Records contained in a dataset
___
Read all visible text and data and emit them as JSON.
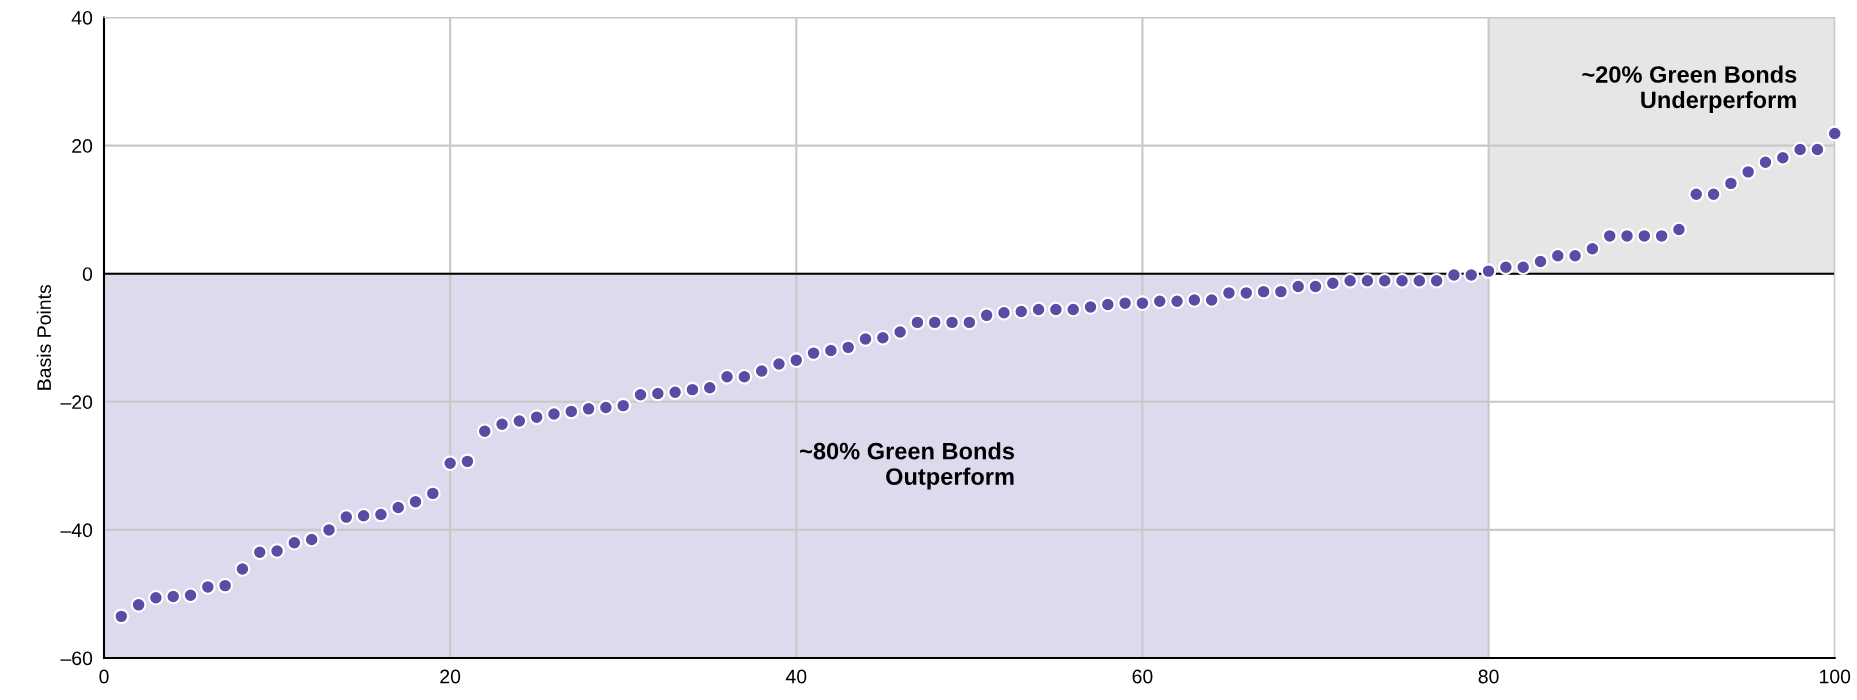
{
  "chart_data": {
    "type": "scatter",
    "ylabel": "Basis Points",
    "x": [
      1,
      2,
      3,
      4,
      5,
      6,
      7,
      8,
      9,
      10,
      11,
      12,
      13,
      14,
      15,
      16,
      17,
      18,
      19,
      20,
      21,
      22,
      23,
      24,
      25,
      26,
      27,
      28,
      29,
      30,
      31,
      32,
      33,
      34,
      35,
      36,
      37,
      38,
      39,
      40,
      41,
      42,
      43,
      44,
      45,
      46,
      47,
      48,
      49,
      50,
      51,
      52,
      53,
      54,
      55,
      56,
      57,
      58,
      59,
      60,
      61,
      62,
      63,
      64,
      65,
      66,
      67,
      68,
      69,
      70,
      71,
      72,
      73,
      74,
      75,
      76,
      77,
      78,
      79,
      80,
      81,
      82,
      83,
      84,
      85,
      86,
      87,
      88,
      89,
      90,
      91,
      92,
      93,
      94,
      95,
      96,
      97,
      98,
      99,
      100
    ],
    "series": [
      {
        "color": "#5b4ba5",
        "values": [
          -53.5,
          -51.7,
          -50.6,
          -50.4,
          -50.2,
          -48.9,
          -48.7,
          -46.1,
          -43.5,
          -43.3,
          -42.0,
          -41.5,
          -40.0,
          -38.0,
          -37.8,
          -37.6,
          -36.5,
          -35.6,
          -34.3,
          -29.6,
          -29.3,
          -24.6,
          -23.5,
          -23.0,
          -22.4,
          -21.9,
          -21.5,
          -21.1,
          -20.9,
          -20.6,
          -18.9,
          -18.7,
          -18.5,
          -18.1,
          -17.8,
          -16.1,
          -16.1,
          -15.2,
          -14.1,
          -13.5,
          -12.4,
          -12.0,
          -11.5,
          -10.2,
          -10.0,
          -9.1,
          -7.6,
          -7.6,
          -7.6,
          -7.6,
          -6.5,
          -6.1,
          -5.9,
          -5.6,
          -5.6,
          -5.6,
          -5.2,
          -4.8,
          -4.6,
          -4.6,
          -4.3,
          -4.3,
          -4.1,
          -4.1,
          -3.0,
          -3.0,
          -2.8,
          -2.8,
          -2.0,
          -2.0,
          -1.5,
          -1.1,
          -1.1,
          -1.1,
          -1.1,
          -1.1,
          -1.1,
          -0.2,
          -0.2,
          0.4,
          1.0,
          1.0,
          1.9,
          2.8,
          2.8,
          3.9,
          5.9,
          5.9,
          5.9,
          5.9,
          6.9,
          12.4,
          12.4,
          14.1,
          15.9,
          17.4,
          18.1,
          19.4,
          19.4,
          21.9
        ]
      }
    ],
    "xlim": [
      0,
      100
    ],
    "xticks": [
      0,
      20,
      40,
      60,
      80,
      100
    ],
    "ylim": [
      -60,
      40
    ],
    "yticks": [
      {
        "value": -60,
        "label": "–60"
      },
      {
        "value": -40,
        "label": "–40"
      },
      {
        "value": -20,
        "label": "–20"
      },
      0,
      20,
      40
    ],
    "grid": true,
    "marker": "circle",
    "ref_lines": [
      {
        "axis": "y",
        "value": 0,
        "color": "#000000"
      }
    ],
    "bands": [
      {
        "axis": "x",
        "from": 0,
        "to": 80,
        "label": "~80% Green Bonds\nOutperform",
        "color": "#dddaee"
      },
      {
        "axis": "x",
        "from": 80,
        "to": 100,
        "label": "~20% Green Bonds\nUnderperform",
        "color": "#e6e6e6"
      }
    ]
  }
}
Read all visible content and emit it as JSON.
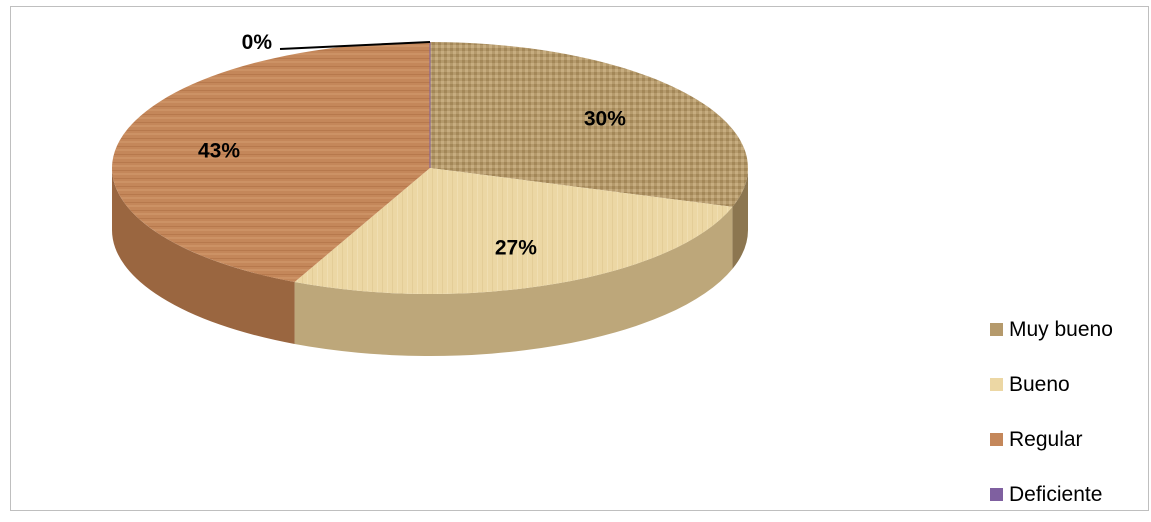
{
  "chart_data": {
    "type": "pie",
    "style": "3d",
    "categories": [
      "Muy bueno",
      "Bueno",
      "Regular",
      "Deficiente"
    ],
    "values": [
      30,
      27,
      43,
      0
    ],
    "labels": [
      "30%",
      "27%",
      "43%",
      "0%"
    ],
    "colors": [
      "#b59a6c",
      "#ecd7a4",
      "#c4875a",
      "#7f60a0"
    ],
    "side_colors": [
      "#8c7650",
      "#bda77a",
      "#9a6640",
      "#5f4578"
    ],
    "legend_position": "right"
  }
}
___
■ Problem
Quote all the lines above exactly as given. Do not include the pictures.

■ Written answer
Read all visible text and data and emit them as JSON.
{
  "chart_data": {
    "type": "scatter",
    "ylabel": "Basis Points",
    "x": [
      1,
      2,
      3,
      4,
      5,
      6,
      7,
      8,
      9,
      10,
      11,
      12,
      13,
      14,
      15,
      16,
      17,
      18,
      19,
      20,
      21,
      22,
      23,
      24,
      25,
      26,
      27,
      28,
      29,
      30,
      31,
      32,
      33,
      34,
      35,
      36,
      37,
      38,
      39,
      40,
      41,
      42,
      43,
      44,
      45,
      46,
      47,
      48,
      49,
      50,
      51,
      52,
      53,
      54,
      55,
      56,
      57,
      58,
      59,
      60,
      61,
      62,
      63,
      64,
      65,
      66,
      67,
      68,
      69,
      70,
      71,
      72,
      73,
      74,
      75,
      76,
      77,
      78,
      79,
      80,
      81,
      82,
      83,
      84,
      85,
      86,
      87,
      88,
      89,
      90,
      91,
      92,
      93,
      94,
      95,
      96,
      97,
      98,
      99,
      100
    ],
    "series": [
      {
        "color": "#5b4ba5",
        "values": [
          -53.5,
          -51.7,
          -50.6,
          -50.4,
          -50.2,
          -48.9,
          -48.7,
          -46.1,
          -43.5,
          -43.3,
          -42.0,
          -41.5,
          -40.0,
          -38.0,
          -37.8,
          -37.6,
          -36.5,
          -35.6,
          -34.3,
          -29.6,
          -29.3,
          -24.6,
          -23.5,
          -23.0,
          -22.4,
          -21.9,
          -21.5,
          -21.1,
          -20.9,
          -20.6,
          -18.9,
          -18.7,
          -18.5,
          -18.1,
          -17.8,
          -16.1,
          -16.1,
          -15.2,
          -14.1,
          -13.5,
          -12.4,
          -12.0,
          -11.5,
          -10.2,
          -10.0,
          -9.1,
          -7.6,
          -7.6,
          -7.6,
          -7.6,
          -6.5,
          -6.1,
          -5.9,
          -5.6,
          -5.6,
          -5.6,
          -5.2,
          -4.8,
          -4.6,
          -4.6,
          -4.3,
          -4.3,
          -4.1,
          -4.1,
          -3.0,
          -3.0,
          -2.8,
          -2.8,
          -2.0,
          -2.0,
          -1.5,
          -1.1,
          -1.1,
          -1.1,
          -1.1,
          -1.1,
          -1.1,
          -0.2,
          -0.2,
          0.4,
          1.0,
          1.0,
          1.9,
          2.8,
          2.8,
          3.9,
          5.9,
          5.9,
          5.9,
          5.9,
          6.9,
          12.4,
          12.4,
          14.1,
          15.9,
          17.4,
          18.1,
          19.4,
          19.4,
          21.9
        ]
      }
    ],
    "xlim": [
      0,
      100
    ],
    "xticks": [
      0,
      20,
      40,
      60,
      80,
      100
    ],
    "ylim": [
      -60,
      40
    ],
    "yticks": [
      {
        "value": -60,
        "label": "–60"
      },
      {
        "value": -40,
        "label": "–40"
      },
      {
        "value": -20,
        "label": "–20"
      },
      0,
      20,
      40
    ],
    "grid": true,
    "marker": "circle",
    "ref_lines": [
      {
        "axis": "y",
        "value": 0,
        "color": "#000000"
      }
    ],
    "bands": [
      {
        "axis": "x",
        "from": 0,
        "to": 80,
        "label": "~80% Green Bonds\nOutperform",
        "color": "#dddaee"
      },
      {
        "axis": "x",
        "from": 80,
        "to": 100,
        "label": "~20% Green Bonds\nUnderperform",
        "color": "#e6e6e6"
      }
    ]
  }
}
Read all visible content and emit it as JSON.
{
  "chart_data": {
    "type": "pie",
    "style": "3d",
    "categories": [
      "Muy bueno",
      "Bueno",
      "Regular",
      "Deficiente"
    ],
    "values": [
      30,
      27,
      43,
      0
    ],
    "labels": [
      "30%",
      "27%",
      "43%",
      "0%"
    ],
    "colors": [
      "#b59a6c",
      "#ecd7a4",
      "#c4875a",
      "#7f60a0"
    ],
    "side_colors": [
      "#8c7650",
      "#bda77a",
      "#9a6640",
      "#5f4578"
    ],
    "legend_position": "right"
  }
}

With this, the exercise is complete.